Problem to solve
Return every entry exactly as written.

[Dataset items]
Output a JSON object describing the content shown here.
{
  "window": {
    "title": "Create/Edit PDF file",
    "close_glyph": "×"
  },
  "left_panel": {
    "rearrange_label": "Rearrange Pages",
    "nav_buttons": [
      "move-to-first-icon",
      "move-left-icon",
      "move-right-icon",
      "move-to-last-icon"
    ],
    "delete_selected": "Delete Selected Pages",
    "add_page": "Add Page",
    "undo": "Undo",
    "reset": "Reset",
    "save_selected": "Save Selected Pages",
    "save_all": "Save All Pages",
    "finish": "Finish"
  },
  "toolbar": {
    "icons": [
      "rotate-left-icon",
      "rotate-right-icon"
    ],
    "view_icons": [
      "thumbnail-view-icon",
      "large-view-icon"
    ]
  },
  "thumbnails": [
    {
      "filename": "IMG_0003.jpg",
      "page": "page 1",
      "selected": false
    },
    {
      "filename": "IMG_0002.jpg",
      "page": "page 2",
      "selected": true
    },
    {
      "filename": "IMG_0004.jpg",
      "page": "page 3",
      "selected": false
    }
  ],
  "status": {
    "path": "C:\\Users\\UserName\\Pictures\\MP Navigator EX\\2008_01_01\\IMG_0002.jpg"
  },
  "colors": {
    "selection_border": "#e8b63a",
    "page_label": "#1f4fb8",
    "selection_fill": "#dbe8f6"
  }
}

Expected output
Output a JSON object describing the content shown here.
{
  "window": {
    "title": "Create/Edit PDF file",
    "close_glyph": "×"
  },
  "left_panel": {
    "rearrange_label": "Rearrange Pages",
    "nav_buttons": [
      "move-to-first-icon",
      "move-left-icon",
      "move-right-icon",
      "move-to-last-icon"
    ],
    "delete_selected": "Delete Selected Pages",
    "add_page": "Add Page",
    "undo": "Undo",
    "reset": "Reset",
    "save_selected": "Save Selected Pages",
    "save_all": "Save All Pages",
    "finish": "Finish"
  },
  "toolbar": {
    "icons": [
      "rotate-left-icon",
      "rotate-right-icon"
    ],
    "view_icons": [
      "thumbnail-view-icon",
      "large-view-icon"
    ]
  },
  "thumbnails": [
    {
      "filename": "IMG_0003.jpg",
      "page": "page 1",
      "selected": false
    },
    {
      "filename": "IMG_0002.jpg",
      "page": "page 2",
      "selected": true
    },
    {
      "filename": "IMG_0004.jpg",
      "page": "page 3",
      "selected": false
    }
  ],
  "status": {
    "path": "C:\\Users\\UserName\\Pictures\\MP Navigator EX\\2008_01_01\\IMG_0002.jpg"
  },
  "colors": {
    "selection_border": "#e8b63a",
    "page_label": "#1f4fb8",
    "selection_fill": "#dbe8f6"
  }
}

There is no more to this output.